*TASK PROMPT*. Copy out each line below exactly as it appears.
= = = = =
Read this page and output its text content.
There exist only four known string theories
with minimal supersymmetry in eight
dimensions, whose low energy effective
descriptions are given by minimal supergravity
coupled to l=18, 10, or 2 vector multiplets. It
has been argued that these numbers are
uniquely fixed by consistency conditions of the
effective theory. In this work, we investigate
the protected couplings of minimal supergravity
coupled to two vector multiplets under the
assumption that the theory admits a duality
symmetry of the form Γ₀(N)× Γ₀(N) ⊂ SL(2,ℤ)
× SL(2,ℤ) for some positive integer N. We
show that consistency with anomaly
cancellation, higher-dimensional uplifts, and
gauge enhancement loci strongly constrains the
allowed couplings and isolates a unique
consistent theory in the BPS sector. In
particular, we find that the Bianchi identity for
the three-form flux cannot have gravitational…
= = = = =
*COMPLETED EXERCISE*.
Read this page and output its text content.
There exist only four known string theories
with minimal supersymmetry in eight
dimensions, whose low energy effective
descriptions are given by minimal supergravity
coupled to l=18, 10, or 2 vector multiplets. It
has been argued that these numbers are
uniquely fixed by consistency conditions of the
effective theory. In this work, we investigate
the protected couplings of minimal supergravity
coupled to two vector multiplets under the
assumption that the theory admits a duality
symmetry of the form Γ₀(N)× Γ₀(N) ⊂ SL(2,ℤ)
× SL(2,ℤ) for some positive integer N. We
show that consistency with anomaly
cancellation, higher-dimensional uplifts, and
gauge enhancement loci strongly constrains the
allowed couplings and isolates a unique
consistent theory in the BPS sector. In
particular, we find that the Bianchi identity for
the three-form flux cannot have gravitational…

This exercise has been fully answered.